**PROMPT:**
Reproduce the records below in their entirety, character for character.

**DATA SUPPLIED:**
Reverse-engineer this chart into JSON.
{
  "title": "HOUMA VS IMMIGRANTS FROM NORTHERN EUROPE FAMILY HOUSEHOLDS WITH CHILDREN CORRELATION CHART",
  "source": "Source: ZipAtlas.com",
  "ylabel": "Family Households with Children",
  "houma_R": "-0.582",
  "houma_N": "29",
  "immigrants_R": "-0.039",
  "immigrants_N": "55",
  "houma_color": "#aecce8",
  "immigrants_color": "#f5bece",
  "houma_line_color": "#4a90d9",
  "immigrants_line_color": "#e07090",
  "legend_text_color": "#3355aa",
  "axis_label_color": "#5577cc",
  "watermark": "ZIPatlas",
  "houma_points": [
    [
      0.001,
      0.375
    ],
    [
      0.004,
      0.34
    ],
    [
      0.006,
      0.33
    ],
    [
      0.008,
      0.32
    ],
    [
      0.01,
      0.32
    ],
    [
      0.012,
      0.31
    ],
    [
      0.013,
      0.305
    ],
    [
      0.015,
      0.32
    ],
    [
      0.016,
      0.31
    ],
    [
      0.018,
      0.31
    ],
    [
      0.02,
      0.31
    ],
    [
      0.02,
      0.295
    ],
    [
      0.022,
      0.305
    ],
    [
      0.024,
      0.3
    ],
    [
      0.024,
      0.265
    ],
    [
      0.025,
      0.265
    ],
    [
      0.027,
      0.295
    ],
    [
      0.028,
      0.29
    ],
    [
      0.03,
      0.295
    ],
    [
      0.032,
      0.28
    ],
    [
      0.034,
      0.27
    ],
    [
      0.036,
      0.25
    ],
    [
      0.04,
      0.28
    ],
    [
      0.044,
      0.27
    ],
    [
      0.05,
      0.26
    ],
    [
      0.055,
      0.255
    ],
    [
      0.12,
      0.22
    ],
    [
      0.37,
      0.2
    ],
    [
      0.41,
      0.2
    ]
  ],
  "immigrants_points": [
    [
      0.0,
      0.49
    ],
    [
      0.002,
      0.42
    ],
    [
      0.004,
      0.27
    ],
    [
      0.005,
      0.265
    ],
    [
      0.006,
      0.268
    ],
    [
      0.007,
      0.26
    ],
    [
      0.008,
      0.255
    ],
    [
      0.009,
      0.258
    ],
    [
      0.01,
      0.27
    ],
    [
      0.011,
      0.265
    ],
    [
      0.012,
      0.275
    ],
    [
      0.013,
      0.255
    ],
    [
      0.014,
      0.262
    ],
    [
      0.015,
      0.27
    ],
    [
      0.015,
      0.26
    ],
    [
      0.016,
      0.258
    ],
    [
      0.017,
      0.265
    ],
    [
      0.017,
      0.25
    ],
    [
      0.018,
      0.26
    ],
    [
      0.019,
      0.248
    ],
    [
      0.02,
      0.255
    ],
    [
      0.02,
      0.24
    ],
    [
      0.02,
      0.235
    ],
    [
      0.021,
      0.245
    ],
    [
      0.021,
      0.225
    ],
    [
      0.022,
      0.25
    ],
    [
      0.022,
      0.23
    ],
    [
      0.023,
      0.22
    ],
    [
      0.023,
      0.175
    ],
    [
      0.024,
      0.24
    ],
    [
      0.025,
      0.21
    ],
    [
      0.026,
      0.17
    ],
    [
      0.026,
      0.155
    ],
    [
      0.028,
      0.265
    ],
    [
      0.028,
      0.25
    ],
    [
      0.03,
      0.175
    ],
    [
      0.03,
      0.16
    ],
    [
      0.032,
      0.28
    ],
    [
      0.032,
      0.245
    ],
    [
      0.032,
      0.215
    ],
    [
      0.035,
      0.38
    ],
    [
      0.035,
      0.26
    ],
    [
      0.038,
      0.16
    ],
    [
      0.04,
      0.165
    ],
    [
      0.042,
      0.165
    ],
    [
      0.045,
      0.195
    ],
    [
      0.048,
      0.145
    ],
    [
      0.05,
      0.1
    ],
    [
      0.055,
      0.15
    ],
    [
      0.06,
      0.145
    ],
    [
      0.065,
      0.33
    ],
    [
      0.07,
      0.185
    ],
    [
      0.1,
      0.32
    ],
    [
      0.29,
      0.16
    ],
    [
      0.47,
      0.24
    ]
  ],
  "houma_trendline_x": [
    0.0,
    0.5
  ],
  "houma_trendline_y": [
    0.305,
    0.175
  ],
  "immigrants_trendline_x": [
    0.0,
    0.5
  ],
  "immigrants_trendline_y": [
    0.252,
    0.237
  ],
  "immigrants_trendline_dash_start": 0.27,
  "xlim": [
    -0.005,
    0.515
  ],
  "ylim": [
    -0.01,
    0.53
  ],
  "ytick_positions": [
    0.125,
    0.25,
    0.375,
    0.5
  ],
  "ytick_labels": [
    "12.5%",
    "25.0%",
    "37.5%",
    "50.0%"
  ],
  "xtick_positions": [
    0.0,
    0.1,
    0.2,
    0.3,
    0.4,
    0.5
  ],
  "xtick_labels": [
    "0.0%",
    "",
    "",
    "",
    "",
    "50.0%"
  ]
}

**PROBLEM SOLUTION:**
Reverse-engineer this chart into JSON.
{
  "title": "HOUMA VS IMMIGRANTS FROM NORTHERN EUROPE FAMILY HOUSEHOLDS WITH CHILDREN CORRELATION CHART",
  "source": "Source: ZipAtlas.com",
  "ylabel": "Family Households with Children",
  "houma_R": "-0.582",
  "houma_N": "29",
  "immigrants_R": "-0.039",
  "immigrants_N": "55",
  "houma_color": "#aecce8",
  "immigrants_color": "#f5bece",
  "houma_line_color": "#4a90d9",
  "immigrants_line_color": "#e07090",
  "legend_text_color": "#3355aa",
  "axis_label_color": "#5577cc",
  "watermark": "ZIPatlas",
  "houma_points": [
    [
      0.001,
      0.375
    ],
    [
      0.004,
      0.34
    ],
    [
      0.006,
      0.33
    ],
    [
      0.008,
      0.32
    ],
    [
      0.01,
      0.32
    ],
    [
      0.012,
      0.31
    ],
    [
      0.013,
      0.305
    ],
    [
      0.015,
      0.32
    ],
    [
      0.016,
      0.31
    ],
    [
      0.018,
      0.31
    ],
    [
      0.02,
      0.31
    ],
    [
      0.02,
      0.295
    ],
    [
      0.022,
      0.305
    ],
    [
      0.024,
      0.3
    ],
    [
      0.024,
      0.265
    ],
    [
      0.025,
      0.265
    ],
    [
      0.027,
      0.295
    ],
    [
      0.028,
      0.29
    ],
    [
      0.03,
      0.295
    ],
    [
      0.032,
      0.28
    ],
    [
      0.034,
      0.27
    ],
    [
      0.036,
      0.25
    ],
    [
      0.04,
      0.28
    ],
    [
      0.044,
      0.27
    ],
    [
      0.05,
      0.26
    ],
    [
      0.055,
      0.255
    ],
    [
      0.12,
      0.22
    ],
    [
      0.37,
      0.2
    ],
    [
      0.41,
      0.2
    ]
  ],
  "immigrants_points": [
    [
      0.0,
      0.49
    ],
    [
      0.002,
      0.42
    ],
    [
      0.004,
      0.27
    ],
    [
      0.005,
      0.265
    ],
    [
      0.006,
      0.268
    ],
    [
      0.007,
      0.26
    ],
    [
      0.008,
      0.255
    ],
    [
      0.009,
      0.258
    ],
    [
      0.01,
      0.27
    ],
    [
      0.011,
      0.265
    ],
    [
      0.012,
      0.275
    ],
    [
      0.013,
      0.255
    ],
    [
      0.014,
      0.262
    ],
    [
      0.015,
      0.27
    ],
    [
      0.015,
      0.26
    ],
    [
      0.016,
      0.258
    ],
    [
      0.017,
      0.265
    ],
    [
      0.017,
      0.25
    ],
    [
      0.018,
      0.26
    ],
    [
      0.019,
      0.248
    ],
    [
      0.02,
      0.255
    ],
    [
      0.02,
      0.24
    ],
    [
      0.02,
      0.235
    ],
    [
      0.021,
      0.245
    ],
    [
      0.021,
      0.225
    ],
    [
      0.022,
      0.25
    ],
    [
      0.022,
      0.23
    ],
    [
      0.023,
      0.22
    ],
    [
      0.023,
      0.175
    ],
    [
      0.024,
      0.24
    ],
    [
      0.025,
      0.21
    ],
    [
      0.026,
      0.17
    ],
    [
      0.026,
      0.155
    ],
    [
      0.028,
      0.265
    ],
    [
      0.028,
      0.25
    ],
    [
      0.03,
      0.175
    ],
    [
      0.03,
      0.16
    ],
    [
      0.032,
      0.28
    ],
    [
      0.032,
      0.245
    ],
    [
      0.032,
      0.215
    ],
    [
      0.035,
      0.38
    ],
    [
      0.035,
      0.26
    ],
    [
      0.038,
      0.16
    ],
    [
      0.04,
      0.165
    ],
    [
      0.042,
      0.165
    ],
    [
      0.045,
      0.195
    ],
    [
      0.048,
      0.145
    ],
    [
      0.05,
      0.1
    ],
    [
      0.055,
      0.15
    ],
    [
      0.06,
      0.145
    ],
    [
      0.065,
      0.33
    ],
    [
      0.07,
      0.185
    ],
    [
      0.1,
      0.32
    ],
    [
      0.29,
      0.16
    ],
    [
      0.47,
      0.24
    ]
  ],
  "houma_trendline_x": [
    0.0,
    0.5
  ],
  "houma_trendline_y": [
    0.305,
    0.175
  ],
  "immigrants_trendline_x": [
    0.0,
    0.5
  ],
  "immigrants_trendline_y": [
    0.252,
    0.237
  ],
  "immigrants_trendline_dash_start": 0.27,
  "xlim": [
    -0.005,
    0.515
  ],
  "ylim": [
    -0.01,
    0.53
  ],
  "ytick_positions": [
    0.125,
    0.25,
    0.375,
    0.5
  ],
  "ytick_labels": [
    "12.5%",
    "25.0%",
    "37.5%",
    "50.0%"
  ],
  "xtick_positions": [
    0.0,
    0.1,
    0.2,
    0.3,
    0.4,
    0.5
  ],
  "xtick_labels": [
    "0.0%",
    "",
    "",
    "",
    "",
    "50.0%"
  ]
}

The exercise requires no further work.